**AIM**:
Can you transcribe every record below exactly as it appears?

**LISTING**:
"""

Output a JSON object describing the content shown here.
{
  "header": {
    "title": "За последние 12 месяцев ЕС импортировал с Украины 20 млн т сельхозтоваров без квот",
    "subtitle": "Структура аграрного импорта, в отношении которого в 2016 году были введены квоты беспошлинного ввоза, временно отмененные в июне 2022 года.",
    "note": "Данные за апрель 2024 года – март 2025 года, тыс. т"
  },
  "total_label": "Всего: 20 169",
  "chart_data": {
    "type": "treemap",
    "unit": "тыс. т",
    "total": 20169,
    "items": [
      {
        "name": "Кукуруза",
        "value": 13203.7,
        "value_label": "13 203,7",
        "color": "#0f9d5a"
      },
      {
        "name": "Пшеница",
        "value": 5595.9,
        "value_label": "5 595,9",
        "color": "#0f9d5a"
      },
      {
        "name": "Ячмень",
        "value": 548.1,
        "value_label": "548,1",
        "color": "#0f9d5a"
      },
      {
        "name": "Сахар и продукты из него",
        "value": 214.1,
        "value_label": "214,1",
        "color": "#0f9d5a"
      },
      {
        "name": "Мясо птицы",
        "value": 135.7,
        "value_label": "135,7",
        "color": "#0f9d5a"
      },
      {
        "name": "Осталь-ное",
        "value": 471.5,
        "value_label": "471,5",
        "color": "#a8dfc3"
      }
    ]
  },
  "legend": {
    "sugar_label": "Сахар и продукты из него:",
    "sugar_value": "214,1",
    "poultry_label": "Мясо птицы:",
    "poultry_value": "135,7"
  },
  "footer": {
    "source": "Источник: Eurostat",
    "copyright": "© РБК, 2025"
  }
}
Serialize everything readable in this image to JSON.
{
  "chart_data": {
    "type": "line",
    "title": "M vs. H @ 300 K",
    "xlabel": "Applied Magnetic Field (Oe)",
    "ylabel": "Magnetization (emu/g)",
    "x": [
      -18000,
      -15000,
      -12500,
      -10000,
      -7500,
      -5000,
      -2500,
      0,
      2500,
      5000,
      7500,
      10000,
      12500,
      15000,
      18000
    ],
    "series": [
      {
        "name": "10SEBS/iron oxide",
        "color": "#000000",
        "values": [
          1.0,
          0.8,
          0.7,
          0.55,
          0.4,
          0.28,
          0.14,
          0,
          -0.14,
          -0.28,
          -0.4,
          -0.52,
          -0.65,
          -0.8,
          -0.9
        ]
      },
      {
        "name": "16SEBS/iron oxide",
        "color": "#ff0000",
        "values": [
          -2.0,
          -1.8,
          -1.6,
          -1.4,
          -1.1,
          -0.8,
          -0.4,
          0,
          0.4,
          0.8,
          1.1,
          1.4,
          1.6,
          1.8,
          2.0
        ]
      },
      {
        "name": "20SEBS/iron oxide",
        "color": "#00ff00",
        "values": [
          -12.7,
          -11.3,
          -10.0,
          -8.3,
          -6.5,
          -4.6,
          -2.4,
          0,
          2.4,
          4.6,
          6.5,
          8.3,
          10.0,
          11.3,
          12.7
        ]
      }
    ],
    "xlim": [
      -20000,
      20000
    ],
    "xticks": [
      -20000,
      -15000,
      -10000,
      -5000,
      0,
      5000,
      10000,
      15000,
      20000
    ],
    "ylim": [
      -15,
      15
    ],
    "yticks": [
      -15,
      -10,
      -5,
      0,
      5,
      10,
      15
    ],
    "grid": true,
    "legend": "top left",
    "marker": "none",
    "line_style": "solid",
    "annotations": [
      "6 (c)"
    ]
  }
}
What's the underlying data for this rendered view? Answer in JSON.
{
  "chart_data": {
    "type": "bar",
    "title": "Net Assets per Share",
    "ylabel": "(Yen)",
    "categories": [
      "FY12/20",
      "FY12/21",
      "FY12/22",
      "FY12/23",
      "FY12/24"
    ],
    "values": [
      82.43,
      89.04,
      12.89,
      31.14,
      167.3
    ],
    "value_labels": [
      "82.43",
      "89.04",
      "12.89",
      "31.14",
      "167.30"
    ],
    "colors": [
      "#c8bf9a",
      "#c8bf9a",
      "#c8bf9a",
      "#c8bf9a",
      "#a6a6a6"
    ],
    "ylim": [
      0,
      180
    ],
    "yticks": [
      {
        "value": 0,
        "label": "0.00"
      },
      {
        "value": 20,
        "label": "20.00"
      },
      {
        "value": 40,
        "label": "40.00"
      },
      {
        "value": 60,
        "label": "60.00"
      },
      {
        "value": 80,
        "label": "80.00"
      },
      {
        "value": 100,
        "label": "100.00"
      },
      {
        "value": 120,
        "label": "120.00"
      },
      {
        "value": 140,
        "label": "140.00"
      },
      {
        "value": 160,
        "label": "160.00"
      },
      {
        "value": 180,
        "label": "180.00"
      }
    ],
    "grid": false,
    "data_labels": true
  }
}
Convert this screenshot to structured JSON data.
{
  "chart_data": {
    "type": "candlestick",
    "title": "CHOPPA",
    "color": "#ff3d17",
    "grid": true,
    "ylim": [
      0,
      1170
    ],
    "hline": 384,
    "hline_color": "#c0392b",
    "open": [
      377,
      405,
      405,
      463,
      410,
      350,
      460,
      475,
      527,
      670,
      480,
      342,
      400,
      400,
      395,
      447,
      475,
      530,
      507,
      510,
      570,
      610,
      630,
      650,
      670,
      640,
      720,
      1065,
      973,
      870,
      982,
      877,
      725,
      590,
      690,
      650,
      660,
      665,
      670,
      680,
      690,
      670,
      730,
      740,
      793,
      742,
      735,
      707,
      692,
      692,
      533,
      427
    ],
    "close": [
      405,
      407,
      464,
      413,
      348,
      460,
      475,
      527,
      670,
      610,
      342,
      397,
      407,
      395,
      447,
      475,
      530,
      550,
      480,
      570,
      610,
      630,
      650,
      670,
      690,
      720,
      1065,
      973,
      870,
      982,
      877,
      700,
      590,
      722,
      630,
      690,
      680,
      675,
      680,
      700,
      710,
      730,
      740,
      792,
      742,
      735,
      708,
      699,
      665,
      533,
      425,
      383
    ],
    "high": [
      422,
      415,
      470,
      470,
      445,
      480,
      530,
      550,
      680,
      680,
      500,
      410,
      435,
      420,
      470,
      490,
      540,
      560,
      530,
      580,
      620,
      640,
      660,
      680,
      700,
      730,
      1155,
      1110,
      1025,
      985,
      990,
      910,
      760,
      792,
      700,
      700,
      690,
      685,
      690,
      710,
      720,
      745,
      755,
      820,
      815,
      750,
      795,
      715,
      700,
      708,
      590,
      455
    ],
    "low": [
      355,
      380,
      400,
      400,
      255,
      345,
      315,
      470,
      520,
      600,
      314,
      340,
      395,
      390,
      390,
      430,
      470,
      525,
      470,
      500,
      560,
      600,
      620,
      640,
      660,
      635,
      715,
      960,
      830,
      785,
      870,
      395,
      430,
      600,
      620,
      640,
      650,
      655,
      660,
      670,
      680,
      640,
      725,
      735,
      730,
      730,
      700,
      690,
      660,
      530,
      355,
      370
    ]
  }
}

"""

**WORKED SOLUTION**:
Output a JSON object describing the content shown here.
{
  "header": {
    "title": "За последние 12 месяцев ЕС импортировал с Украины 20 млн т сельхозтоваров без квот",
    "subtitle": "Структура аграрного импорта, в отношении которого в 2016 году были введены квоты беспошлинного ввоза, временно отмененные в июне 2022 года.",
    "note": "Данные за апрель 2024 года – март 2025 года, тыс. т"
  },
  "total_label": "Всего: 20 169",
  "chart_data": {
    "type": "treemap",
    "unit": "тыс. т",
    "total": 20169,
    "items": [
      {
        "name": "Кукуруза",
        "value": 13203.7,
        "value_label": "13 203,7",
        "color": "#0f9d5a"
      },
      {
        "name": "Пшеница",
        "value": 5595.9,
        "value_label": "5 595,9",
        "color": "#0f9d5a"
      },
      {
        "name": "Ячмень",
        "value": 548.1,
        "value_label": "548,1",
        "color": "#0f9d5a"
      },
      {
        "name": "Сахар и продукты из него",
        "value": 214.1,
        "value_label": "214,1",
        "color": "#0f9d5a"
      },
      {
        "name": "Мясо птицы",
        "value": 135.7,
        "value_label": "135,7",
        "color": "#0f9d5a"
      },
      {
        "name": "Осталь-ное",
        "value": 471.5,
        "value_label": "471,5",
        "color": "#a8dfc3"
      }
    ]
  },
  "legend": {
    "sugar_label": "Сахар и продукты из него:",
    "sugar_value": "214,1",
    "poultry_label": "Мясо птицы:",
    "poultry_value": "135,7"
  },
  "footer": {
    "source": "Источник: Eurostat",
    "copyright": "© РБК, 2025"
  }
}
Serialize everything readable in this image to JSON.
{
  "chart_data": {
    "type": "line",
    "title": "M vs. H @ 300 K",
    "xlabel": "Applied Magnetic Field (Oe)",
    "ylabel": "Magnetization (emu/g)",
    "x": [
      -18000,
      -15000,
      -12500,
      -10000,
      -7500,
      -5000,
      -2500,
      0,
      2500,
      5000,
      7500,
      10000,
      12500,
      15000,
      18000
    ],
    "series": [
      {
        "name": "10SEBS/iron oxide",
        "color": "#000000",
        "values": [
          1.0,
          0.8,
          0.7,
          0.55,
          0.4,
          0.28,
          0.14,
          0,
          -0.14,
          -0.28,
          -0.4,
          -0.52,
          -0.65,
          -0.8,
          -0.9
        ]
      },
      {
        "name": "16SEBS/iron oxide",
        "color": "#ff0000",
        "values": [
          -2.0,
          -1.8,
          -1.6,
          -1.4,
          -1.1,
          -0.8,
          -0.4,
          0,
          0.4,
          0.8,
          1.1,
          1.4,
          1.6,
          1.8,
          2.0
        ]
      },
      {
        "name": "20SEBS/iron oxide",
        "color": "#00ff00",
        "values": [
          -12.7,
          -11.3,
          -10.0,
          -8.3,
          -6.5,
          -4.6,
          -2.4,
          0,
          2.4,
          4.6,
          6.5,
          8.3,
          10.0,
          11.3,
          12.7
        ]
      }
    ],
    "xlim": [
      -20000,
      20000
    ],
    "xticks": [
      -20000,
      -15000,
      -10000,
      -5000,
      0,
      5000,
      10000,
      15000,
      20000
    ],
    "ylim": [
      -15,
      15
    ],
    "yticks": [
      -15,
      -10,
      -5,
      0,
      5,
      10,
      15
    ],
    "grid": true,
    "legend": "top left",
    "marker": "none",
    "line_style": "solid",
    "annotations": [
      "6 (c)"
    ]
  }
}
What's the underlying data for this rendered view? Answer in JSON.
{
  "chart_data": {
    "type": "bar",
    "title": "Net Assets per Share",
    "ylabel": "(Yen)",
    "categories": [
      "FY12/20",
      "FY12/21",
      "FY12/22",
      "FY12/23",
      "FY12/24"
    ],
    "values": [
      82.43,
      89.04,
      12.89,
      31.14,
      167.3
    ],
    "value_labels": [
      "82.43",
      "89.04",
      "12.89",
      "31.14",
      "167.30"
    ],
    "colors": [
      "#c8bf9a",
      "#c8bf9a",
      "#c8bf9a",
      "#c8bf9a",
      "#a6a6a6"
    ],
    "ylim": [
      0,
      180
    ],
    "yticks": [
      {
        "value": 0,
        "label": "0.00"
      },
      {
        "value": 20,
        "label": "20.00"
      },
      {
        "value": 40,
        "label": "40.00"
      },
      {
        "value": 60,
        "label": "60.00"
      },
      {
        "value": 80,
        "label": "80.00"
      },
      {
        "value": 100,
        "label": "100.00"
      },
      {
        "value": 120,
        "label": "120.00"
      },
      {
        "value": 140,
        "label": "140.00"
      },
      {
        "value": 160,
        "label": "160.00"
      },
      {
        "value": 180,
        "label": "180.00"
      }
    ],
    "grid": false,
    "data_labels": true
  }
}
Convert this screenshot to structured JSON data.
{
  "chart_data": {
    "type": "candlestick",
    "title": "CHOPPA",
    "color": "#ff3d17",
    "grid": true,
    "ylim": [
      0,
      1170
    ],
    "hline": 384,
    "hline_color": "#c0392b",
    "open": [
      377,
      405,
      405,
      463,
      410,
      350,
      460,
      475,
      527,
      670,
      480,
      342,
      400,
      400,
      395,
      447,
      475,
      530,
      507,
      510,
      570,
      610,
      630,
      650,
      670,
      640,
      720,
      1065,
      973,
      870,
      982,
      877,
      725,
      590,
      690,
      650,
      660,
      665,
      670,
      680,
      690,
      670,
      730,
      740,
      793,
      742,
      735,
      707,
      692,
      692,
      533,
      427
    ],
    "close": [
      405,
      407,
      464,
      413,
      348,
      460,
      475,
      527,
      670,
      610,
      342,
      397,
      407,
      395,
      447,
      475,
      530,
      550,
      480,
      570,
      610,
      630,
      650,
      670,
      690,
      720,
      1065,
      973,
      870,
      982,
      877,
      700,
      590,
      722,
      630,
      690,
      680,
      675,
      680,
      700,
      710,
      730,
      740,
      792,
      742,
      735,
      708,
      699,
      665,
      533,
      425,
      383
    ],
    "high": [
      422,
      415,
      470,
      470,
      445,
      480,
      530,
      550,
      680,
      680,
      500,
      410,
      435,
      420,
      470,
      490,
      540,
      560,
      530,
      580,
      620,
      640,
      660,
      680,
      700,
      730,
      1155,
      1110,
      1025,
      985,
      990,
      910,
      760,
      792,
      700,
      700,
      690,
      685,
      690,
      710,
      720,
      745,
      755,
      820,
      815,
      750,
      795,
      715,
      700,
      708,
      590,
      455
    ],
    "low": [
      355,
      380,
      400,
      400,
      255,
      345,
      315,
      470,
      520,
      600,
      314,
      340,
      395,
      390,
      390,
      430,
      470,
      525,
      470,
      500,
      560,
      600,
      620,
      640,
      660,
      635,
      715,
      960,
      830,
      785,
      870,
      395,
      430,
      600,
      620,
      640,
      650,
      655,
      660,
      670,
      680,
      640,
      725,
      735,
      730,
      730,
      700,
      690,
      660,
      530,
      355,
      370
    ]
  }
}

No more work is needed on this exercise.